### Recorded data
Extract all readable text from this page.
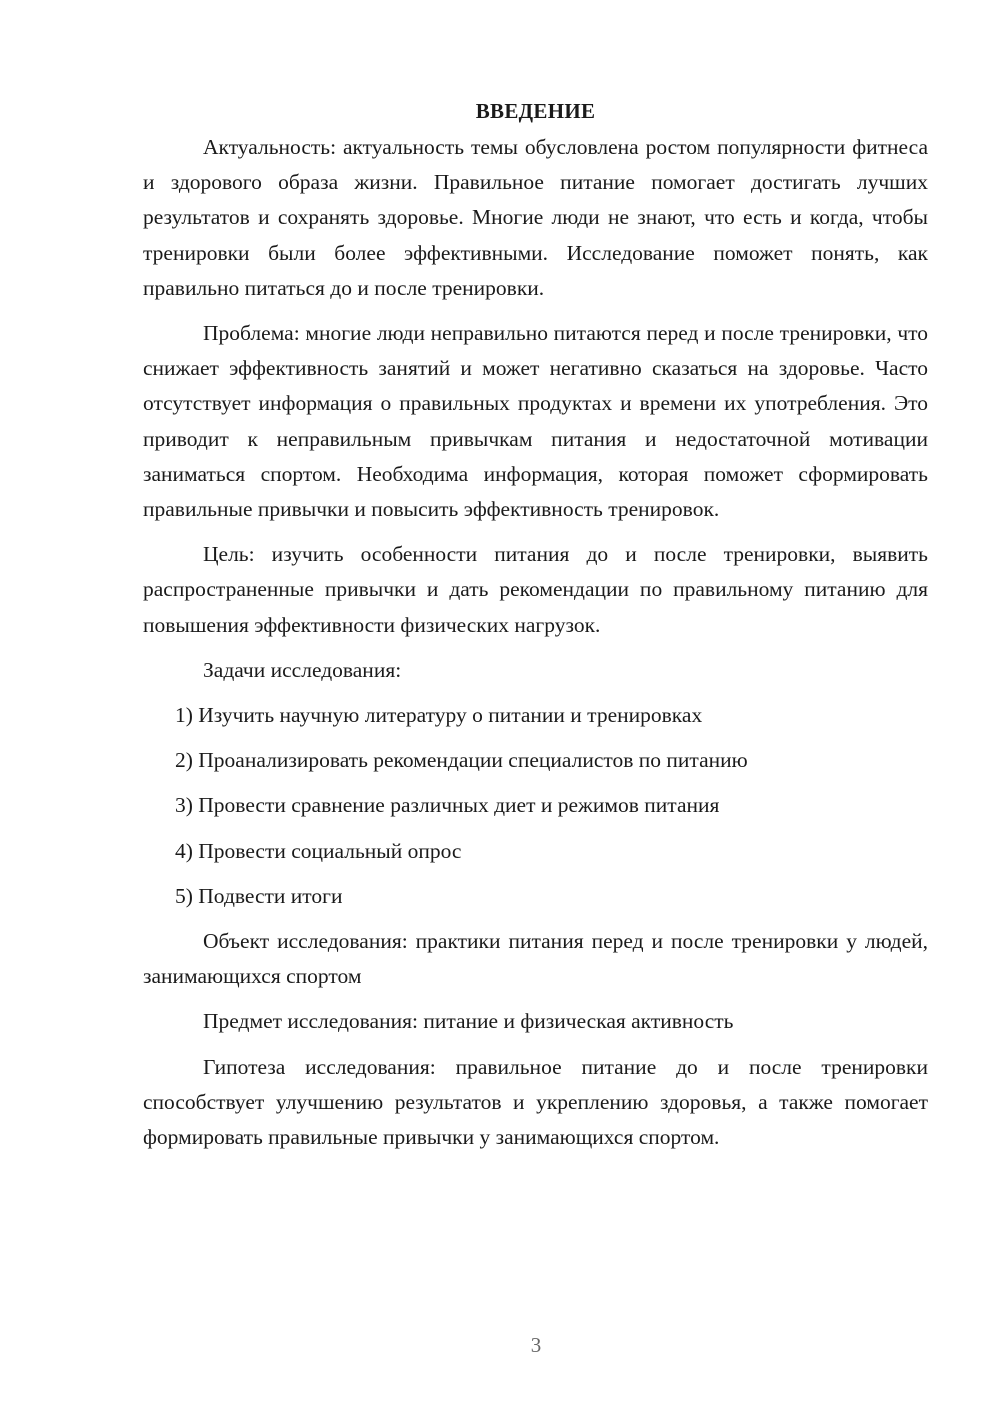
ВВЕДЕНИЕ

Актуальность: актуальность темы обусловлена ростом популярности фитнеса и здорового образа жизни. Правильное питание помогает достигать лучших результатов и сохранять здоровье. Многие люди не знают, что есть и когда, чтобы тренировки были более эффективными. Исследование поможет понять, как правильно питаться до и после тренировки.

Проблема: многие люди неправильно питаются перед и после тренировки, что снижает эффективность занятий и может негативно сказаться на здоровье. Часто отсутствует информация о правильных продуктах и времени их употребления. Это приводит к неправильным привычкам питания и недостаточной мотивации заниматься спортом. Необходима информация, которая поможет сформировать правильные привычки и повысить эффективность тренировок.

Цель: изучить особенности питания до и после тренировки, выявить распространенные привычки и дать рекомендации по правильному питанию для повышения эффективности физических нагрузок.

Задачи исследования:

1) Изучить научную литературу о питании и тренировках
2) Проанализировать рекомендации специалистов по питанию
3) Провести сравнение различных диет и режимов питания
4) Провести социальный опрос
5) Подвести итоги

Объект исследования: практики питания перед и после тренировки у людей, занимающихся спортом

Предмет исследования: питание и физическая активность

Гипотеза исследования: правильное питание до и после тренировки способствует улучшению результатов и укреплению здоровья, а также помогает формировать правильные привычки у занимающихся спортом.

3
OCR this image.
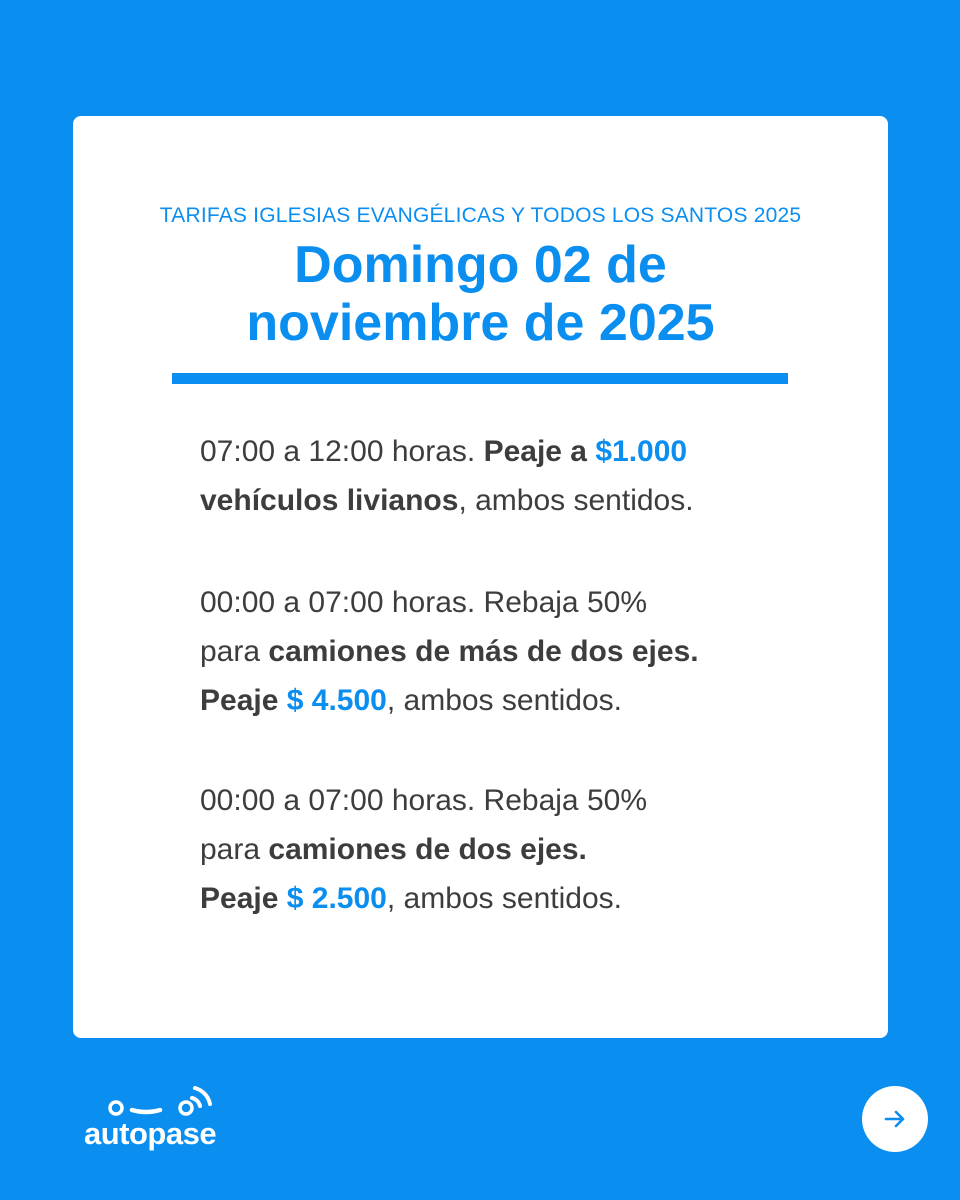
TARIFAS IGLESIAS EVANGÉLICAS Y TODOS LOS SANTOS 2025
Domingo 02 de
noviembre de 2025
07:00 a 12:00 horas. Peaje a $1.000
vehículos livianos, ambos sentidos.
00:00 a 07:00 horas. Rebaja 50%
para camiones de más de dos ejes.
Peaje $ 4.500, ambos sentidos.
00:00 a 07:00 horas. Rebaja 50%
para camiones de dos ejes.
Peaje $ 2.500, ambos sentidos.
autopase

### What to do
Using the records above, copy exactly and only the lines from the line with "OCR this image." through the end, both included; leave every picture out.

### Solved problem
OCR this image.
TARIFAS IGLESIAS EVANGÉLICAS Y TODOS LOS SANTOS 2025
Domingo 02 de
noviembre de 2025
07:00 a 12:00 horas. Peaje a $1.000
vehículos livianos, ambos sentidos.
00:00 a 07:00 horas. Rebaja 50%
para camiones de más de dos ejes.
Peaje $ 4.500, ambos sentidos.
00:00 a 07:00 horas. Rebaja 50%
para camiones de dos ejes.
Peaje $ 2.500, ambos sentidos.
autopase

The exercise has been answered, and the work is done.